What the exercise asks => Repeat the listing in full, preserving every character.

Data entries
## START
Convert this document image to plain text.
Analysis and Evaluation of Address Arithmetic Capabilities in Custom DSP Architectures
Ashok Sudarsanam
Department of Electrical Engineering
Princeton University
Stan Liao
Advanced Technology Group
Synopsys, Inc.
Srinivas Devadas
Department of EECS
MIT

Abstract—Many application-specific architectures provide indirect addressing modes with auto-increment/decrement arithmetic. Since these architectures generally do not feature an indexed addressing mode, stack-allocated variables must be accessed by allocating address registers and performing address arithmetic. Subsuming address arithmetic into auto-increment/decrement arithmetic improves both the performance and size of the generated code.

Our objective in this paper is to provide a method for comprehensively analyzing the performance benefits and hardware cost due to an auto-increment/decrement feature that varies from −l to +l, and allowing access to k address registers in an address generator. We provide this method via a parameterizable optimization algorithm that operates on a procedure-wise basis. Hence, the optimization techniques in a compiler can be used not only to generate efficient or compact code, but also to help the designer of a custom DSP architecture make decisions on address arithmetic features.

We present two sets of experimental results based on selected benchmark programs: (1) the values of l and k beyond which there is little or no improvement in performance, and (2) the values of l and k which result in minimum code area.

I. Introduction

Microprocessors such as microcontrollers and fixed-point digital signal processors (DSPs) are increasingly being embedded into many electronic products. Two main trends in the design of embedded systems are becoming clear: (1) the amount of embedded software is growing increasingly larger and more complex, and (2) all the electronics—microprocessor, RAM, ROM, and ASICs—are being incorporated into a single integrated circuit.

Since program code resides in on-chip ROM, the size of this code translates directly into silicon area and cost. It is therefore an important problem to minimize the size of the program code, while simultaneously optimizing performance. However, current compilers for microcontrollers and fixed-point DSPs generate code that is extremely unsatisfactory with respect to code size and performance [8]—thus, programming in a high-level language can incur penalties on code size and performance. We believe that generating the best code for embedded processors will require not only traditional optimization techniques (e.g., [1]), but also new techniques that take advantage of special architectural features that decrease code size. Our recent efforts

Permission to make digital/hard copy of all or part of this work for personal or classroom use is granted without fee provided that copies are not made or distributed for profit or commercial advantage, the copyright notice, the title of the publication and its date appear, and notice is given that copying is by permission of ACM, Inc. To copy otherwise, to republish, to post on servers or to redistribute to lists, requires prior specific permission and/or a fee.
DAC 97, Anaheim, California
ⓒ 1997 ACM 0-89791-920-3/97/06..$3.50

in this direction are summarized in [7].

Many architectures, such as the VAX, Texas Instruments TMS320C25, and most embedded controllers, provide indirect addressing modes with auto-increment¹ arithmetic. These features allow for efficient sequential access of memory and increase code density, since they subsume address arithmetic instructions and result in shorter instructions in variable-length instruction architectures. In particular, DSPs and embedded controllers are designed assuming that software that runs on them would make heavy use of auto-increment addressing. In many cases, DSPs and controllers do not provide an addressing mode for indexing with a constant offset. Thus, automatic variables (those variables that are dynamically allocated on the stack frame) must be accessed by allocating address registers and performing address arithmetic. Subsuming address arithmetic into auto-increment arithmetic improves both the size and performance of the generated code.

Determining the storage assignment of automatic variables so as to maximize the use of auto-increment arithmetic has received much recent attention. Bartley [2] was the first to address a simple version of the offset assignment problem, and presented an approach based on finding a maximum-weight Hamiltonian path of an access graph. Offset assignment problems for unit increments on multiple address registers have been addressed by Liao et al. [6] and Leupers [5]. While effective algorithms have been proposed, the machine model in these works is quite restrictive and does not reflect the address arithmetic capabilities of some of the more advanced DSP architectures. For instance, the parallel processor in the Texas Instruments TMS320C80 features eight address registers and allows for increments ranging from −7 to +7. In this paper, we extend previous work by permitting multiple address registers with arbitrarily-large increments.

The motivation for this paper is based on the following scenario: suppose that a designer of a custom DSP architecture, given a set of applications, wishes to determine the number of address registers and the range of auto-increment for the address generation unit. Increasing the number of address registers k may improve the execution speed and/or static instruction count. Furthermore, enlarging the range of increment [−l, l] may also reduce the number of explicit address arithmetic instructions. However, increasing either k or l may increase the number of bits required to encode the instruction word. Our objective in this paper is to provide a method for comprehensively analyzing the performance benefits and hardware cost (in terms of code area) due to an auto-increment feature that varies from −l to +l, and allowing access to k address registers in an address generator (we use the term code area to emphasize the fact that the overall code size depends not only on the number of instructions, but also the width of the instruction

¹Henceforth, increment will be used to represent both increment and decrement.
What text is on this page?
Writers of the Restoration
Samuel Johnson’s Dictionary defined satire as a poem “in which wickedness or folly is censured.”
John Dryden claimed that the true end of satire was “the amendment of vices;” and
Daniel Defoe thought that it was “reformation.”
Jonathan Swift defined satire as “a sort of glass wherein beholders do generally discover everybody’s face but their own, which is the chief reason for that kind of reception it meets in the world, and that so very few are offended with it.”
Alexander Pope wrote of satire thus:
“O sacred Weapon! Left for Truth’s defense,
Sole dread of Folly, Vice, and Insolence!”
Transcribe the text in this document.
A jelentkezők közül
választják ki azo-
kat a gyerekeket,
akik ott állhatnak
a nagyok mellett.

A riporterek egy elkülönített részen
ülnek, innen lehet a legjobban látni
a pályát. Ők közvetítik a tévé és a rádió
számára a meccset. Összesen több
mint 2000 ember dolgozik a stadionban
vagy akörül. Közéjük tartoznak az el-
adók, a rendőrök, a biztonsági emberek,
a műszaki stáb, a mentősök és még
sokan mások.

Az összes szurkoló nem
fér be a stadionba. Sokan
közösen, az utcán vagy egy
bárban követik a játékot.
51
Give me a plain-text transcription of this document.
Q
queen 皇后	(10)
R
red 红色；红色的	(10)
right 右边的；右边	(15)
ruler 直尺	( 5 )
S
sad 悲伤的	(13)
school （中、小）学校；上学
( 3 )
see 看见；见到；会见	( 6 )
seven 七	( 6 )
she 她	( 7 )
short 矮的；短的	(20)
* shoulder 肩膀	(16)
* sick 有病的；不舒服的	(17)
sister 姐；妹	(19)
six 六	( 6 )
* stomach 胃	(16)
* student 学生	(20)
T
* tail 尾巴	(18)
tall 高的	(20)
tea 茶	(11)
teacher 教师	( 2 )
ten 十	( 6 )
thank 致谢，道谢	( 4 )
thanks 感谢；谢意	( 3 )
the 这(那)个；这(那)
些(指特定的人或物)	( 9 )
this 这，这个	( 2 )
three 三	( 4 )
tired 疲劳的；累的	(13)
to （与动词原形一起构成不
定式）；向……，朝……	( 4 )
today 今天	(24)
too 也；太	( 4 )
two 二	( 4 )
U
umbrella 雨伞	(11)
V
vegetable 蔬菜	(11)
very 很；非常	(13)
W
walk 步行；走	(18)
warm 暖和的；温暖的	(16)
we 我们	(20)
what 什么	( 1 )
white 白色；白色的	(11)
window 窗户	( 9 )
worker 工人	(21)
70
## END
Output of the task =>
Convert this document image to plain text.
Analysis and Evaluation of Address Arithmetic Capabilities in Custom DSP Architectures
Ashok Sudarsanam
Department of Electrical Engineering
Princeton University
Stan Liao
Advanced Technology Group
Synopsys, Inc.
Srinivas Devadas
Department of EECS
MIT

Abstract—Many application-specific architectures provide indirect addressing modes with auto-increment/decrement arithmetic. Since these architectures generally do not feature an indexed addressing mode, stack-allocated variables must be accessed by allocating address registers and performing address arithmetic. Subsuming address arithmetic into auto-increment/decrement arithmetic improves both the performance and size of the generated code.

Our objective in this paper is to provide a method for comprehensively analyzing the performance benefits and hardware cost due to an auto-increment/decrement feature that varies from −l to +l, and allowing access to k address registers in an address generator. We provide this method via a parameterizable optimization algorithm that operates on a procedure-wise basis. Hence, the optimization techniques in a compiler can be used not only to generate efficient or compact code, but also to help the designer of a custom DSP architecture make decisions on address arithmetic features.

We present two sets of experimental results based on selected benchmark programs: (1) the values of l and k beyond which there is little or no improvement in performance, and (2) the values of l and k which result in minimum code area.

I. Introduction

Microprocessors such as microcontrollers and fixed-point digital signal processors (DSPs) are increasingly being embedded into many electronic products. Two main trends in the design of embedded systems are becoming clear: (1) the amount of embedded software is growing increasingly larger and more complex, and (2) all the electronics—microprocessor, RAM, ROM, and ASICs—are being incorporated into a single integrated circuit.

Since program code resides in on-chip ROM, the size of this code translates directly into silicon area and cost. It is therefore an important problem to minimize the size of the program code, while simultaneously optimizing performance. However, current compilers for microcontrollers and fixed-point DSPs generate code that is extremely unsatisfactory with respect to code size and performance [8]—thus, programming in a high-level language can incur penalties on code size and performance. We believe that generating the best code for embedded processors will require not only traditional optimization techniques (e.g., [1]), but also new techniques that take advantage of special architectural features that decrease code size. Our recent efforts

Permission to make digital/hard copy of all or part of this work for personal or classroom use is granted without fee provided that copies are not made or distributed for profit or commercial advantage, the copyright notice, the title of the publication and its date appear, and notice is given that copying is by permission of ACM, Inc. To copy otherwise, to republish, to post on servers or to redistribute to lists, requires prior specific permission and/or a fee.
DAC 97, Anaheim, California
ⓒ 1997 ACM 0-89791-920-3/97/06..$3.50

in this direction are summarized in [7].

Many architectures, such as the VAX, Texas Instruments TMS320C25, and most embedded controllers, provide indirect addressing modes with auto-increment¹ arithmetic. These features allow for efficient sequential access of memory and increase code density, since they subsume address arithmetic instructions and result in shorter instructions in variable-length instruction architectures. In particular, DSPs and embedded controllers are designed assuming that software that runs on them would make heavy use of auto-increment addressing. In many cases, DSPs and controllers do not provide an addressing mode for indexing with a constant offset. Thus, automatic variables (those variables that are dynamically allocated on the stack frame) must be accessed by allocating address registers and performing address arithmetic. Subsuming address arithmetic into auto-increment arithmetic improves both the size and performance of the generated code.

Determining the storage assignment of automatic variables so as to maximize the use of auto-increment arithmetic has received much recent attention. Bartley [2] was the first to address a simple version of the offset assignment problem, and presented an approach based on finding a maximum-weight Hamiltonian path of an access graph. Offset assignment problems for unit increments on multiple address registers have been addressed by Liao et al. [6] and Leupers [5]. While effective algorithms have been proposed, the machine model in these works is quite restrictive and does not reflect the address arithmetic capabilities of some of the more advanced DSP architectures. For instance, the parallel processor in the Texas Instruments TMS320C80 features eight address registers and allows for increments ranging from −7 to +7. In this paper, we extend previous work by permitting multiple address registers with arbitrarily-large increments.

The motivation for this paper is based on the following scenario: suppose that a designer of a custom DSP architecture, given a set of applications, wishes to determine the number of address registers and the range of auto-increment for the address generation unit. Increasing the number of address registers k may improve the execution speed and/or static instruction count. Furthermore, enlarging the range of increment [−l, l] may also reduce the number of explicit address arithmetic instructions. However, increasing either k or l may increase the number of bits required to encode the instruction word. Our objective in this paper is to provide a method for comprehensively analyzing the performance benefits and hardware cost (in terms of code area) due to an auto-increment feature that varies from −l to +l, and allowing access to k address registers in an address generator (we use the term code area to emphasize the fact that the overall code size depends not only on the number of instructions, but also the width of the instruction

¹Henceforth, increment will be used to represent both increment and decrement.
What text is on this page?
Writers of the Restoration
Samuel Johnson’s Dictionary defined satire as a poem “in which wickedness or folly is censured.”
John Dryden claimed that the true end of satire was “the amendment of vices;” and
Daniel Defoe thought that it was “reformation.”
Jonathan Swift defined satire as “a sort of glass wherein beholders do generally discover everybody’s face but their own, which is the chief reason for that kind of reception it meets in the world, and that so very few are offended with it.”
Alexander Pope wrote of satire thus:
“O sacred Weapon! Left for Truth’s defense,
Sole dread of Folly, Vice, and Insolence!”
Transcribe the text in this document.
A jelentkezők közül
választják ki azo-
kat a gyerekeket,
akik ott állhatnak
a nagyok mellett.

A riporterek egy elkülönített részen
ülnek, innen lehet a legjobban látni
a pályát. Ők közvetítik a tévé és a rádió
számára a meccset. Összesen több
mint 2000 ember dolgozik a stadionban
vagy akörül. Közéjük tartoznak az el-
adók, a rendőrök, a biztonsági emberek,
a műszaki stáb, a mentősök és még
sokan mások.

Az összes szurkoló nem
fér be a stadionba. Sokan
közösen, az utcán vagy egy
bárban követik a játékot.
51
Give me a plain-text transcription of this document.
Q
queen 皇后	(10)
R
red 红色；红色的	(10)
right 右边的；右边	(15)
ruler 直尺	( 5 )
S
sad 悲伤的	(13)
school （中、小）学校；上学
( 3 )
see 看见；见到；会见	( 6 )
seven 七	( 6 )
she 她	( 7 )
short 矮的；短的	(20)
* shoulder 肩膀	(16)
* sick 有病的；不舒服的	(17)
sister 姐；妹	(19)
six 六	( 6 )
* stomach 胃	(16)
* student 学生	(20)
T
* tail 尾巴	(18)
tall 高的	(20)
tea 茶	(11)
teacher 教师	( 2 )
ten 十	( 6 )
thank 致谢，道谢	( 4 )
thanks 感谢；谢意	( 3 )
the 这(那)个；这(那)
些(指特定的人或物)	( 9 )
this 这，这个	( 2 )
three 三	( 4 )
tired 疲劳的；累的	(13)
to （与动词原形一起构成不
定式）；向……，朝……	( 4 )
today 今天	(24)
too 也；太	( 4 )
two 二	( 4 )
U
umbrella 雨伞	(11)
V
vegetable 蔬菜	(11)
very 很；非常	(13)
W
walk 步行；走	(18)
warm 暖和的；温暖的	(16)
we 我们	(20)
what 什么	( 1 )
white 白色；白色的	(11)
window 窗户	( 9 )
worker 工人	(21)
70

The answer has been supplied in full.